Listing:
━━━━━━━━━━━━━━━━━━━━━━━━━━━━━━

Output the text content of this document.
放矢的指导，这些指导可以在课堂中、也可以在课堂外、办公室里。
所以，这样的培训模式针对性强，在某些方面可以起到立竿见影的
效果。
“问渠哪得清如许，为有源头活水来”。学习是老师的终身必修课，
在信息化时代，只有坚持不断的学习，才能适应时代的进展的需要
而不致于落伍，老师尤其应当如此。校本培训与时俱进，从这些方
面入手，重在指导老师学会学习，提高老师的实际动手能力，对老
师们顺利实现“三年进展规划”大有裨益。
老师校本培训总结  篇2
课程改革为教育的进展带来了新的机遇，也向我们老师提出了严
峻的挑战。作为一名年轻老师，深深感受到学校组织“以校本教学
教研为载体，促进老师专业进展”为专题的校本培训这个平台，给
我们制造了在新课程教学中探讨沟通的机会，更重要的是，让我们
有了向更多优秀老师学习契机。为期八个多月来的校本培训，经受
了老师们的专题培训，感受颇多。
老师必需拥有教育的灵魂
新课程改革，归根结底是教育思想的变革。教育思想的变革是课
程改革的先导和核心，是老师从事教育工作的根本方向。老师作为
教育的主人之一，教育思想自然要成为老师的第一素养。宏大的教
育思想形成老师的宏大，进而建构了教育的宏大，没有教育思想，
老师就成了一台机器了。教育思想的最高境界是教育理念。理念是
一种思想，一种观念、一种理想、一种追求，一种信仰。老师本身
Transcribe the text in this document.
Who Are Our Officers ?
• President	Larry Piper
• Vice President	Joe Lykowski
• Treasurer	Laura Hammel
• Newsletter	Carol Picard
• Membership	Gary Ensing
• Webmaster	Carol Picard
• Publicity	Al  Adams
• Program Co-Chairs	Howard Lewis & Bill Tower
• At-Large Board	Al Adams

━━━━━━━━━━━━━━━━━━━━━━━━━━━━━━

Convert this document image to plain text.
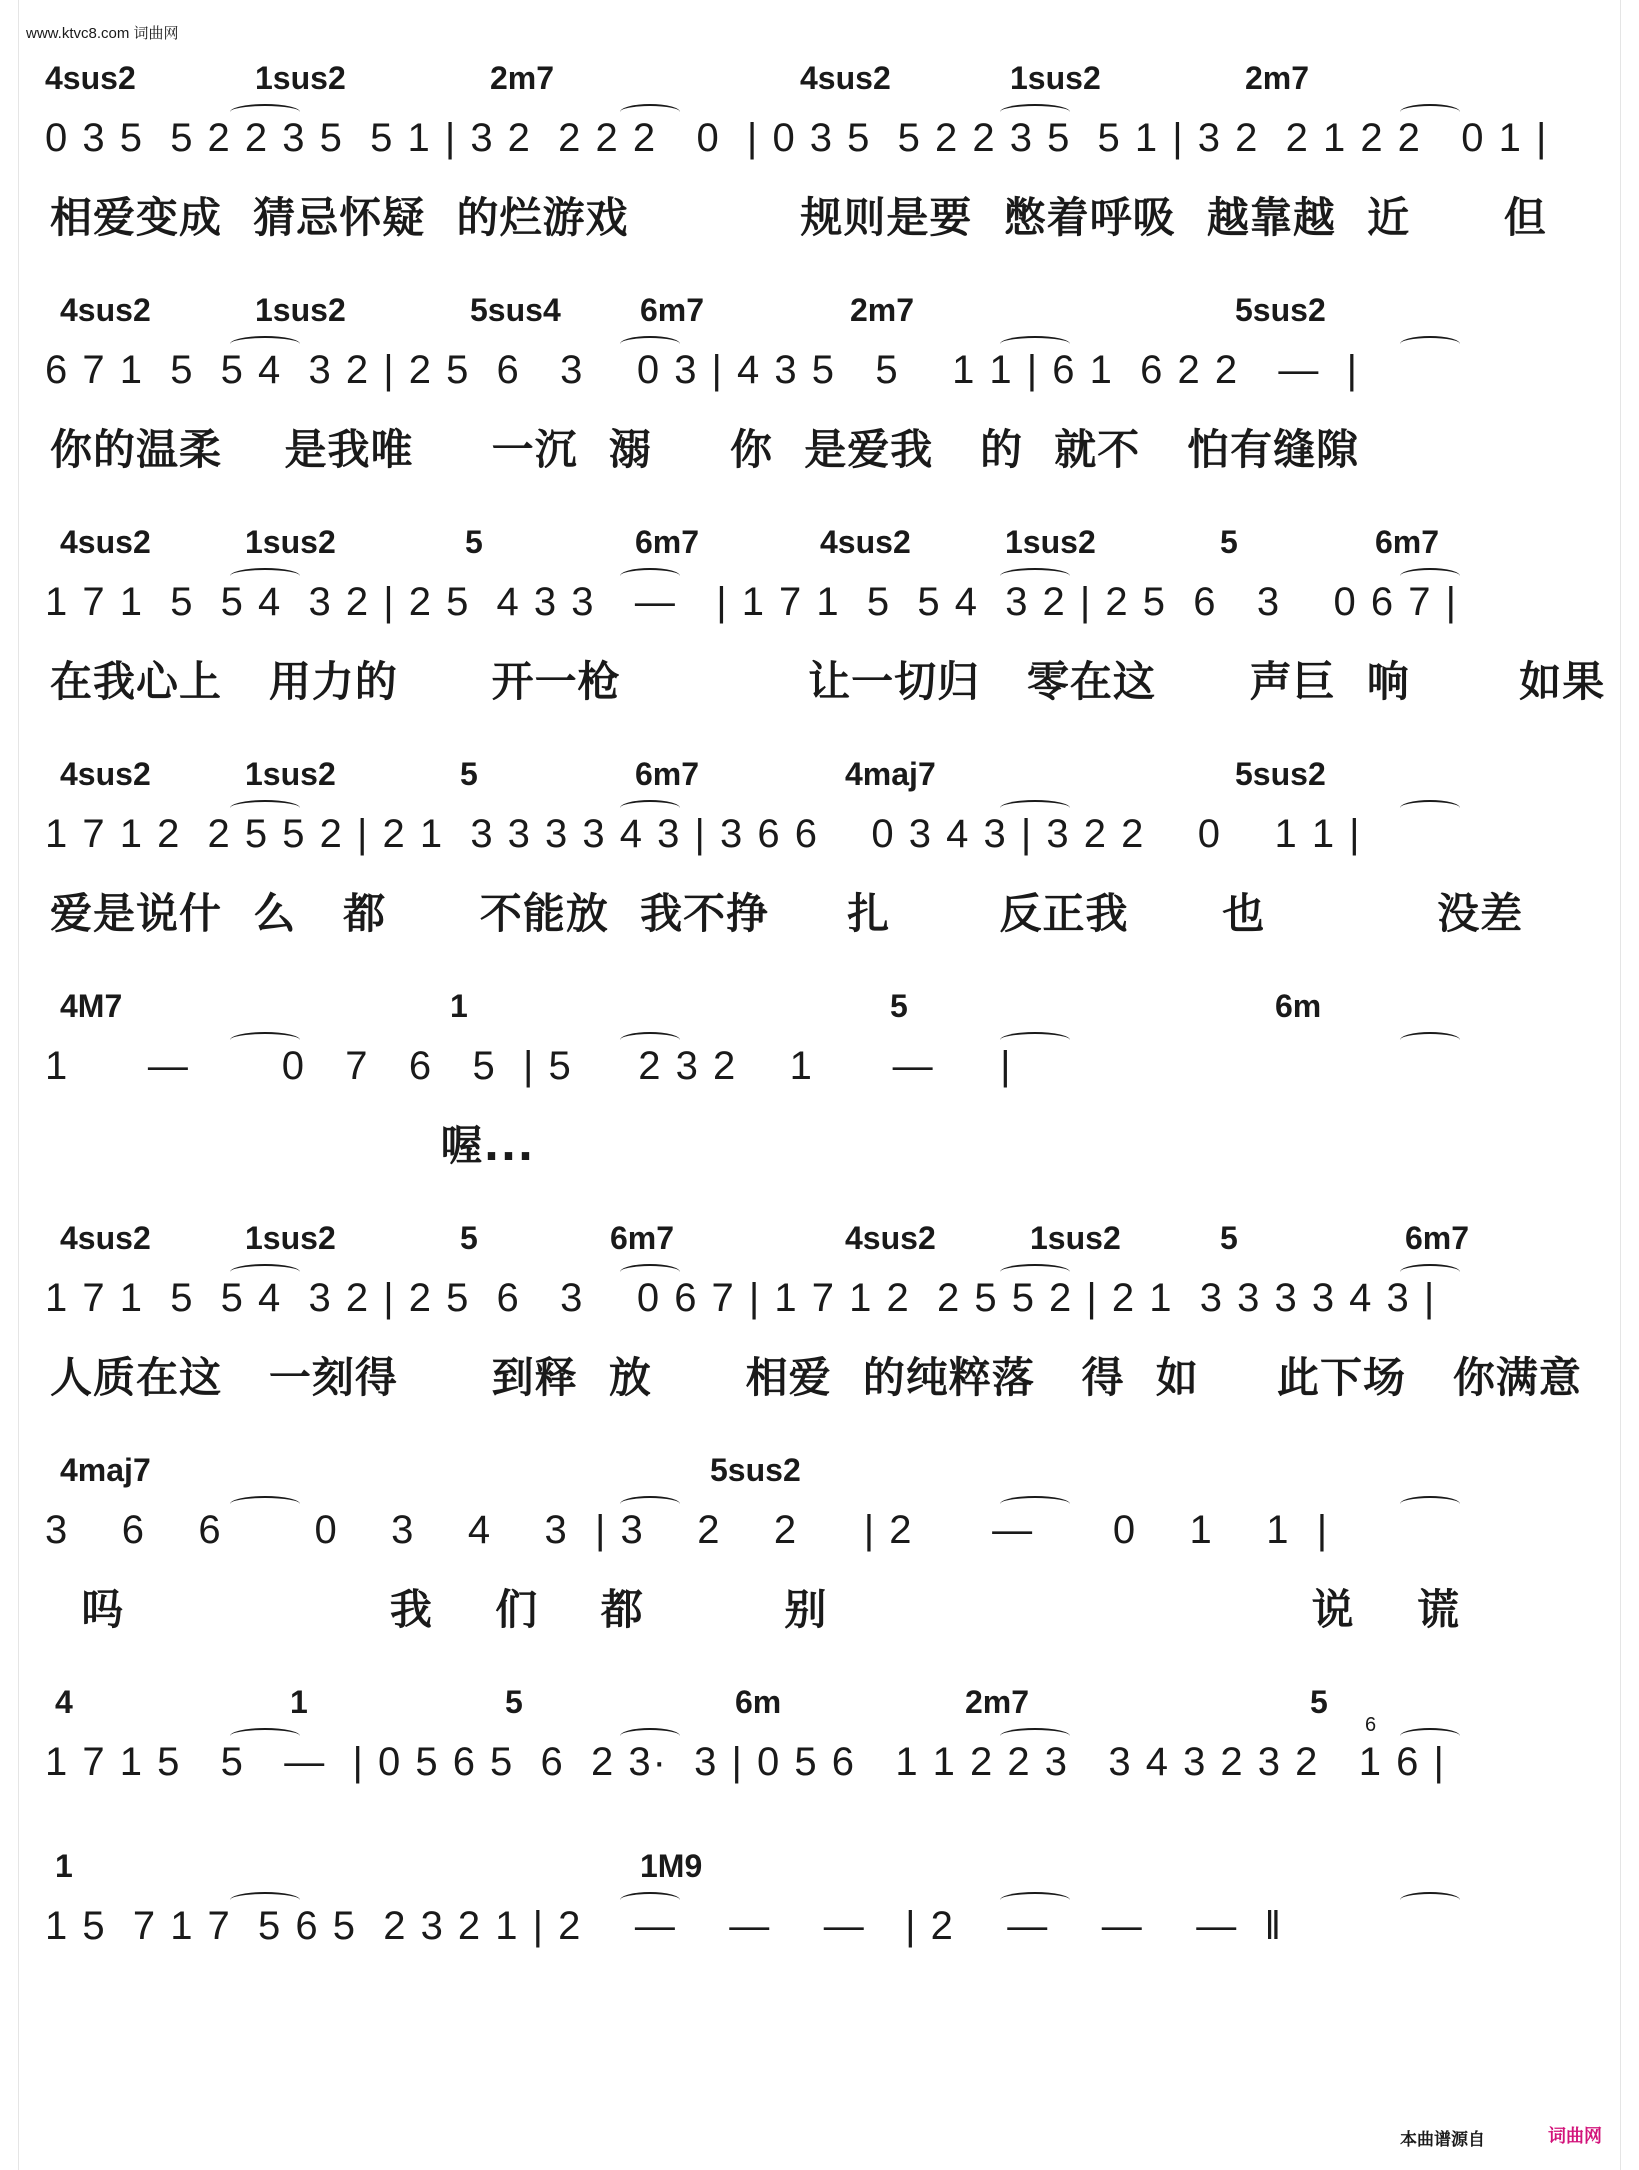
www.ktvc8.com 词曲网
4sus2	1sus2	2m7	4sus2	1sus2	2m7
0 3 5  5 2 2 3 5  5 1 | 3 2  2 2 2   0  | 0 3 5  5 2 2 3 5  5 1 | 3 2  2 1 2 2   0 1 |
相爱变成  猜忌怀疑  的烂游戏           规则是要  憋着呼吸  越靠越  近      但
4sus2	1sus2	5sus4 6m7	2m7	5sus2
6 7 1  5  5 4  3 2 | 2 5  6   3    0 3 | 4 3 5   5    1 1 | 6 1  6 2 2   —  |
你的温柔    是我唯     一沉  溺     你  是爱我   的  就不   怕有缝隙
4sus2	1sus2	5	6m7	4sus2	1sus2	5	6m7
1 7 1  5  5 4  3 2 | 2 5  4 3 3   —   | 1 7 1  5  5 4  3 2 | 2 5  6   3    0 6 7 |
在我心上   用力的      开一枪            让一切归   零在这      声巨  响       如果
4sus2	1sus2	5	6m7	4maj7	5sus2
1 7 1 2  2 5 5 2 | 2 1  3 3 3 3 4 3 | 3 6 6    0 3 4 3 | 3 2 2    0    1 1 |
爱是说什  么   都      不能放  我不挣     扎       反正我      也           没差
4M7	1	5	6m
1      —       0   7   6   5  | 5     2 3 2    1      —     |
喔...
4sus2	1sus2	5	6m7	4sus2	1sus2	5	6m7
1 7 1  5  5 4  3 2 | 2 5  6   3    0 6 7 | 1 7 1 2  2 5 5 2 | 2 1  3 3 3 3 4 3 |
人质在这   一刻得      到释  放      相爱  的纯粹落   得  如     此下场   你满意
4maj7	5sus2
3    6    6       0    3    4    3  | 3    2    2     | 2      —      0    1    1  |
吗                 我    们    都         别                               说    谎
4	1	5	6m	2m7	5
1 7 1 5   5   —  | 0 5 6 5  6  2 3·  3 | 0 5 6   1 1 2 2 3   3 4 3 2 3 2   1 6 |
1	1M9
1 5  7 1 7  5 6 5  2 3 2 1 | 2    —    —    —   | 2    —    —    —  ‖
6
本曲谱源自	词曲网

━━━━━━━━━━━━━━━━━━━━━━━━━━━━━━

Do this: Select every line of the records holding the string "Adams".

Exercise output:
• Publicity	Al  Adams
• At-Large Board	Al Adams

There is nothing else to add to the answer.